» **Goal**:
Where a line holds "JSON", copy it.

══════════════════════════════

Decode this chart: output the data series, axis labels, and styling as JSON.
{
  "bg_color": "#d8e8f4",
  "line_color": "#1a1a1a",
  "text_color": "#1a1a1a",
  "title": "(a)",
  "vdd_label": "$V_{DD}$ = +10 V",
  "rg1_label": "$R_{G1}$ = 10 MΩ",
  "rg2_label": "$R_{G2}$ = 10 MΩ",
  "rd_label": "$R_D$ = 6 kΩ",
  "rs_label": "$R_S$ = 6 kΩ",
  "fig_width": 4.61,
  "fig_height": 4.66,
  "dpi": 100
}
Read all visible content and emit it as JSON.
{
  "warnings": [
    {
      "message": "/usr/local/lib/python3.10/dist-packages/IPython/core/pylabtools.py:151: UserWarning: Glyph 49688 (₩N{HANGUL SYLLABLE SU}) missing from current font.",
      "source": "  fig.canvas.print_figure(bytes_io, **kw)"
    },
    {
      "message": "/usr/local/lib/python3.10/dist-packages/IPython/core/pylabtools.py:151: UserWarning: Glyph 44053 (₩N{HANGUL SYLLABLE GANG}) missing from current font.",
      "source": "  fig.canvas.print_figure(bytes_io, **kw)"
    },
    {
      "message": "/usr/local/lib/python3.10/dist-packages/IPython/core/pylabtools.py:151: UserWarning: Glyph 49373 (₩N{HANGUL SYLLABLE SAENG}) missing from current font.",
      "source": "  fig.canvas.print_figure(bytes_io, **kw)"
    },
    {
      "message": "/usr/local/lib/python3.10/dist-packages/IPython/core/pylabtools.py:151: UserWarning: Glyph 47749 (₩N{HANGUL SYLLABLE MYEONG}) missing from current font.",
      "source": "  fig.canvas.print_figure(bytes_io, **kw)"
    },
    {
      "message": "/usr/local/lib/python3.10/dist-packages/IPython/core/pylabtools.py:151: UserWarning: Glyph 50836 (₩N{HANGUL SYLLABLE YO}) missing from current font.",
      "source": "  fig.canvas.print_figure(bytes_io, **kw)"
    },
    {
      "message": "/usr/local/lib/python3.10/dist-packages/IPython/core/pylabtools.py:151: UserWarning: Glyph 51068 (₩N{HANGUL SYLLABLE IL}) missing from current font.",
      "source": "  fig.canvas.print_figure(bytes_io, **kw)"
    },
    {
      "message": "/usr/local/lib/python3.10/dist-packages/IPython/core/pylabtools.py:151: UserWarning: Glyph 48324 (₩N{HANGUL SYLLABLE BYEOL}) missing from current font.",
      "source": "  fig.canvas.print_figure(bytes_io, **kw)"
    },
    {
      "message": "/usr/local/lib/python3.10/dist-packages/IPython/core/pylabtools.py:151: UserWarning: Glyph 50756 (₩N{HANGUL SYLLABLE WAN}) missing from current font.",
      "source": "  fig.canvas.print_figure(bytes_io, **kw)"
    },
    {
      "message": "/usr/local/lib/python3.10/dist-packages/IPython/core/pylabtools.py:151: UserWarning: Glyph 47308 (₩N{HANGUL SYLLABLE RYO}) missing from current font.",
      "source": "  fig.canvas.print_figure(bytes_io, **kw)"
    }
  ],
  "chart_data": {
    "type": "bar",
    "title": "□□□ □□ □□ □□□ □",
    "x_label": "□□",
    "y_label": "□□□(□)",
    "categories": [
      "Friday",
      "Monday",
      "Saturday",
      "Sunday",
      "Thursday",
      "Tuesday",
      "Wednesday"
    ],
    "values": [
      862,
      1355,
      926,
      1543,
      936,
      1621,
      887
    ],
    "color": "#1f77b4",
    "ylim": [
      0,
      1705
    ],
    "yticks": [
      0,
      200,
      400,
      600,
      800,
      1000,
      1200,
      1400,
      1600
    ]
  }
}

══════════════════════════════

» **Response for this exercise**:
Decode this chart: output the data series, axis labels, and styling as JSON.
Read all visible content and emit it as JSON.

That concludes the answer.